++++ DATA FOR ANALYSIS
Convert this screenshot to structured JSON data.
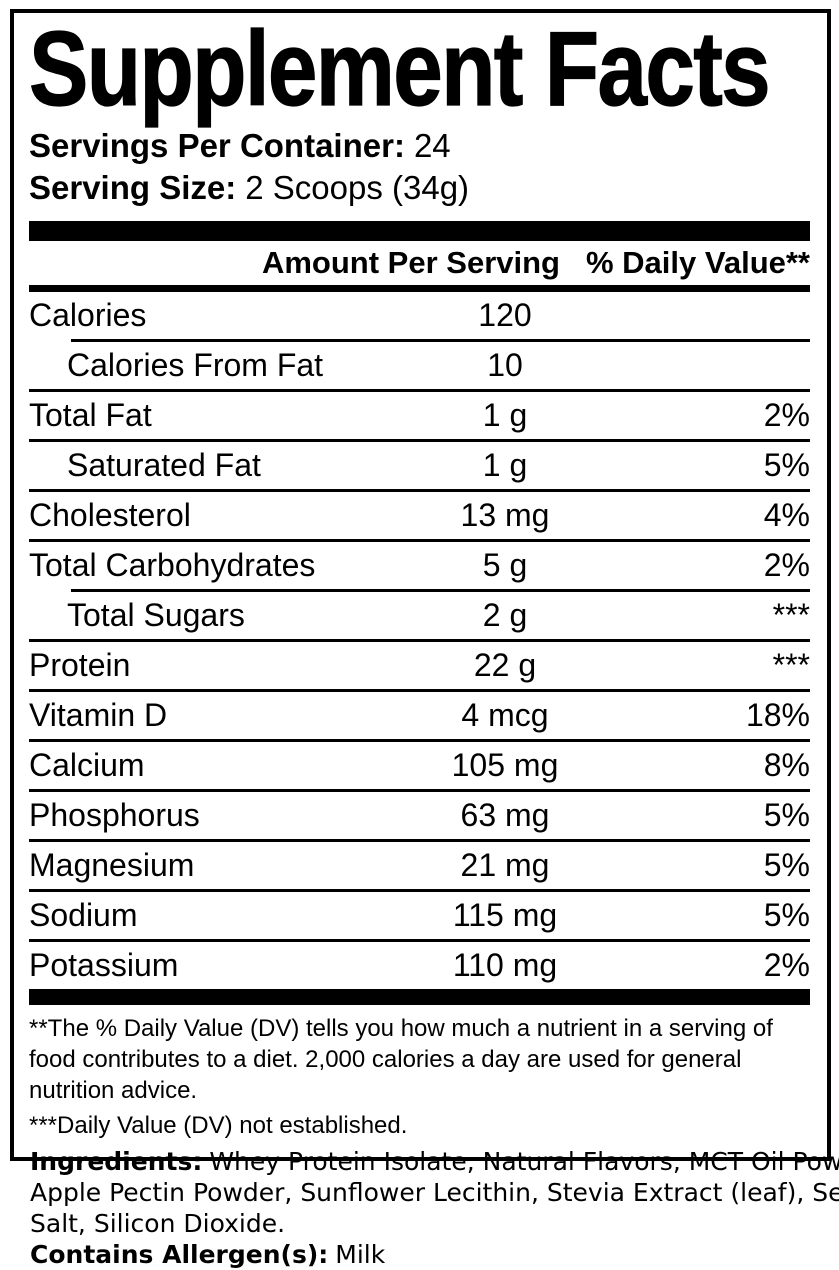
{
  "label": {
    "title": "Supplement Facts",
    "servings_per_container": {
      "label": "Servings Per Container:",
      "value": "24"
    },
    "serving_size": {
      "label": "Serving Size:",
      "value": "2 Scoops (34g)"
    },
    "columns": {
      "amount": "Amount Per Serving",
      "daily_value": "% Daily Value**"
    },
    "rows": [
      {
        "name": "Calories",
        "amount": "120",
        "dv": ""
      },
      {
        "name": "Calories From Fat",
        "amount": "10",
        "dv": ""
      },
      {
        "name": "Total Fat",
        "amount": "1 g",
        "dv": "2%"
      },
      {
        "name": "Saturated Fat",
        "amount": "1 g",
        "dv": "5%"
      },
      {
        "name": "Cholesterol",
        "amount": "13 mg",
        "dv": "4%"
      },
      {
        "name": "Total Carbohydrates",
        "amount": "5 g",
        "dv": "2%"
      },
      {
        "name": "Total Sugars",
        "amount": "2 g",
        "dv": "***"
      },
      {
        "name": "Protein",
        "amount": "22 g",
        "dv": "***"
      },
      {
        "name": "Vitamin D",
        "amount": "4 mcg",
        "dv": "18%"
      },
      {
        "name": "Calcium",
        "amount": "105 mg",
        "dv": "8%"
      },
      {
        "name": "Phosphorus",
        "amount": "63 mg",
        "dv": "5%"
      },
      {
        "name": "Magnesium",
        "amount": "21 mg",
        "dv": "5%"
      },
      {
        "name": "Sodium",
        "amount": "115 mg",
        "dv": "5%"
      },
      {
        "name": "Potassium",
        "amount": "110 mg",
        "dv": "2%"
      }
    ],
    "footnotes": [
      "**The % Daily Value (DV) tells you how much a nutrient in a serving of food contributes to a diet. 2,000 calories a day are used for general nutrition advice.",
      "***Daily Value (DV) not established."
    ]
  },
  "ingredients": {
    "label": "Ingredients:",
    "lines": [
      "Whey Protein Isolate, Natural Flavors, MCT Oil Powder,",
      "Apple Pectin Powder, Sunflower Lecithin, Stevia Extract (leaf), Sea",
      "Salt, Silicon Dioxide."
    ],
    "allergen_label": "Contains Allergen(s):",
    "allergen_value": "Milk"
  },
  "colors": {
    "ink": "#000000",
    "background": "#ffffff"
  }
}
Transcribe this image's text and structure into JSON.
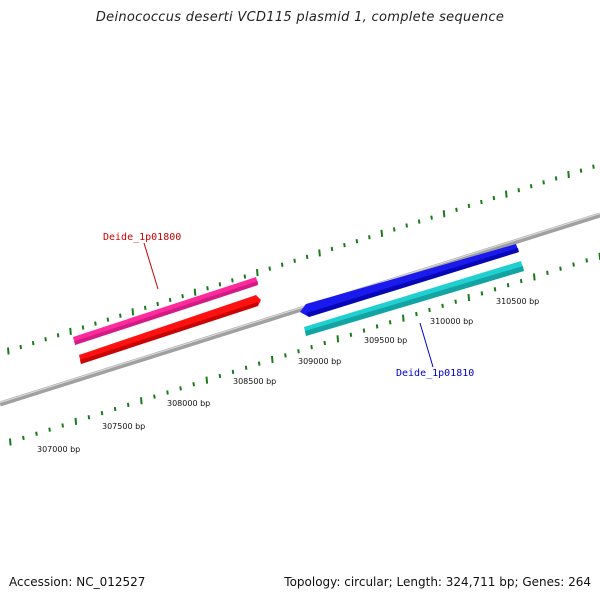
{
  "title": "Deinococcus deserti VCD115 plasmid 1, complete sequence",
  "accession": "Accession: NC_012527",
  "summary": "Topology: circular; Length: 324,711 bp; Genes: 264",
  "scale": {
    "tick_labels": [
      "307000 bp",
      "307500 bp",
      "308000 bp",
      "308500 bp",
      "309000 bp",
      "309500 bp",
      "310000 bp",
      "310500 bp"
    ],
    "tick_color": "#1a7a1a"
  },
  "genes": [
    {
      "name": "Deide_1p01800",
      "label_color": "#cc0000",
      "feature_colors": [
        "#ff2a9c",
        "#ff1111"
      ]
    },
    {
      "name": "Deide_1p01810",
      "label_color": "#0000cc",
      "feature_colors": [
        "#1a1aee",
        "#20d0d0"
      ]
    }
  ],
  "backbone_color": "#808080"
}
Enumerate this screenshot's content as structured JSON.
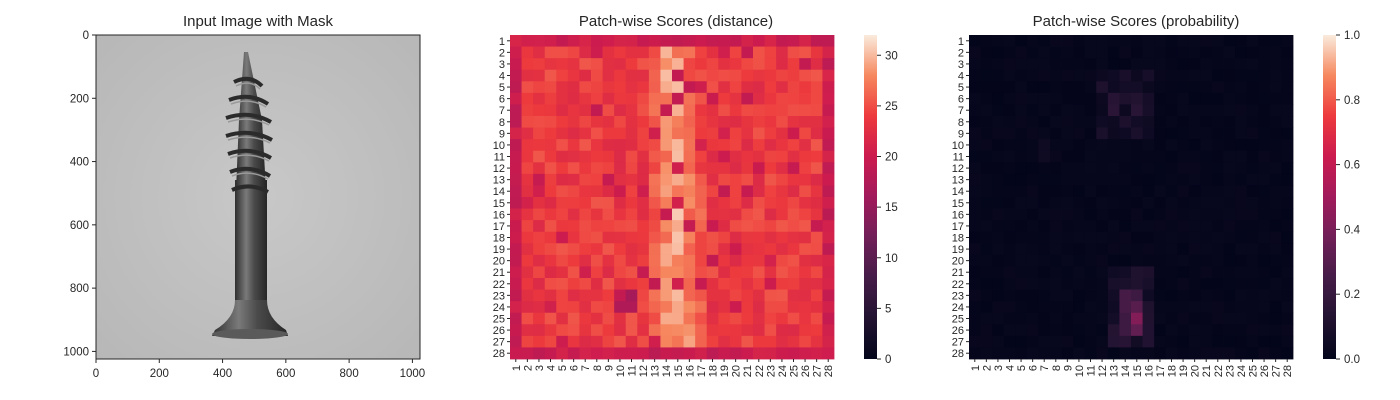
++++++++
Among the entries above, tally each line with the string "Total" and state that figure only.

3